Some records:
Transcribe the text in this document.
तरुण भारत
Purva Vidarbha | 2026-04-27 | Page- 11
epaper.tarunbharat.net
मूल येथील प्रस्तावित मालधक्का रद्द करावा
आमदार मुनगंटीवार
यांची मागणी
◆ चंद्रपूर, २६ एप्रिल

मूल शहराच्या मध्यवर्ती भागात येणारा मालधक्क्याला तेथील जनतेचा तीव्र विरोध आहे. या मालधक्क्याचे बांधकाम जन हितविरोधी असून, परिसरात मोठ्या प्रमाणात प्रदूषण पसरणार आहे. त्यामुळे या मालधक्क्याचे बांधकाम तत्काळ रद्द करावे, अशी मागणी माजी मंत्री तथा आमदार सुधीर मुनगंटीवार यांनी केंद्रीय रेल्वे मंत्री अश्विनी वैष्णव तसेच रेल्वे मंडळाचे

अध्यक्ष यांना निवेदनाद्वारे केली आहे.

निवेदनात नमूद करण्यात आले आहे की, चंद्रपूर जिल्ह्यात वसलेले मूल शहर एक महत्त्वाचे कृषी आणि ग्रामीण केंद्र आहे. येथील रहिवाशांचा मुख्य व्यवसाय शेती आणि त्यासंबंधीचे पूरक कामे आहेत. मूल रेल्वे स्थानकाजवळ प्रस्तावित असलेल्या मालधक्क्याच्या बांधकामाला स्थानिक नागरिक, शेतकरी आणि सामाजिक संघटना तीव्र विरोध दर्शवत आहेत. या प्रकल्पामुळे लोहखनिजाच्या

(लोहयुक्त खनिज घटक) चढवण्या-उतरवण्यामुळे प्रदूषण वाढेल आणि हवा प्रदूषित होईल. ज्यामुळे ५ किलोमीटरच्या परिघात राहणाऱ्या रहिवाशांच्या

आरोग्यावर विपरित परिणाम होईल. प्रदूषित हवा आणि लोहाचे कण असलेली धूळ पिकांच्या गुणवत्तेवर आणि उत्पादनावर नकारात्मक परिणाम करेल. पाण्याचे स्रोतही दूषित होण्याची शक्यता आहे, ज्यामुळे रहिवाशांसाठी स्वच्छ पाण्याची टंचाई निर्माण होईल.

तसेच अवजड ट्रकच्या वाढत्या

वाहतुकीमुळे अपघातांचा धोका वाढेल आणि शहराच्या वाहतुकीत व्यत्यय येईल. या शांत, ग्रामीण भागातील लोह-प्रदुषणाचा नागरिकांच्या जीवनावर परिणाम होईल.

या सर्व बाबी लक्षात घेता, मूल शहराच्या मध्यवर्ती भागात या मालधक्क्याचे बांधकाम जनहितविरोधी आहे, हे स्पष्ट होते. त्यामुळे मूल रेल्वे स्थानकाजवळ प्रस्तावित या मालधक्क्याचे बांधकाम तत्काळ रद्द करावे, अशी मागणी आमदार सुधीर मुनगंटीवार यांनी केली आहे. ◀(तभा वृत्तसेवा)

**What is being asked**.
Repeat each record exactly, leaving nothing out.

**Worked answer**.
Transcribe the text in this document.
तरुण भारत
Purva Vidarbha | 2026-04-27 | Page- 11
epaper.tarunbharat.net
मूल येथील प्रस्तावित मालधक्का रद्द करावा
आमदार मुनगंटीवार
यांची मागणी
◆ चंद्रपूर, २६ एप्रिल

मूल शहराच्या मध्यवर्ती भागात येणारा मालधक्क्याला तेथील जनतेचा तीव्र विरोध आहे. या मालधक्क्याचे बांधकाम जन हितविरोधी असून, परिसरात मोठ्या प्रमाणात प्रदूषण पसरणार आहे. त्यामुळे या मालधक्क्याचे बांधकाम तत्काळ रद्द करावे, अशी मागणी माजी मंत्री तथा आमदार सुधीर मुनगंटीवार यांनी केंद्रीय रेल्वे मंत्री अश्विनी वैष्णव तसेच रेल्वे मंडळाचे

अध्यक्ष यांना निवेदनाद्वारे केली आहे.

निवेदनात नमूद करण्यात आले आहे की, चंद्रपूर जिल्ह्यात वसलेले मूल शहर एक महत्त्वाचे कृषी आणि ग्रामीण केंद्र आहे. येथील रहिवाशांचा मुख्य व्यवसाय शेती आणि त्यासंबंधीचे पूरक कामे आहेत. मूल रेल्वे स्थानकाजवळ प्रस्तावित असलेल्या मालधक्क्याच्या बांधकामाला स्थानिक नागरिक, शेतकरी आणि सामाजिक संघटना तीव्र विरोध दर्शवत आहेत. या प्रकल्पामुळे लोहखनिजाच्या

(लोहयुक्त खनिज घटक) चढवण्या-उतरवण्यामुळे प्रदूषण वाढेल आणि हवा प्रदूषित होईल. ज्यामुळे ५ किलोमीटरच्या परिघात राहणाऱ्या रहिवाशांच्या

आरोग्यावर विपरित परिणाम होईल. प्रदूषित हवा आणि लोहाचे कण असलेली धूळ पिकांच्या गुणवत्तेवर आणि उत्पादनावर नकारात्मक परिणाम करेल. पाण्याचे स्रोतही दूषित होण्याची शक्यता आहे, ज्यामुळे रहिवाशांसाठी स्वच्छ पाण्याची टंचाई निर्माण होईल.

तसेच अवजड ट्रकच्या वाढत्या

वाहतुकीमुळे अपघातांचा धोका वाढेल आणि शहराच्या वाहतुकीत व्यत्यय येईल. या शांत, ग्रामीण भागातील लोह-प्रदुषणाचा नागरिकांच्या जीवनावर परिणाम होईल.

या सर्व बाबी लक्षात घेता, मूल शहराच्या मध्यवर्ती भागात या मालधक्क्याचे बांधकाम जनहितविरोधी आहे, हे स्पष्ट होते. त्यामुळे मूल रेल्वे स्थानकाजवळ प्रस्तावित या मालधक्क्याचे बांधकाम तत्काळ रद्द करावे, अशी मागणी आमदार सुधीर मुनगंटीवार यांनी केली आहे. ◀(तभा वृत्तसेवा)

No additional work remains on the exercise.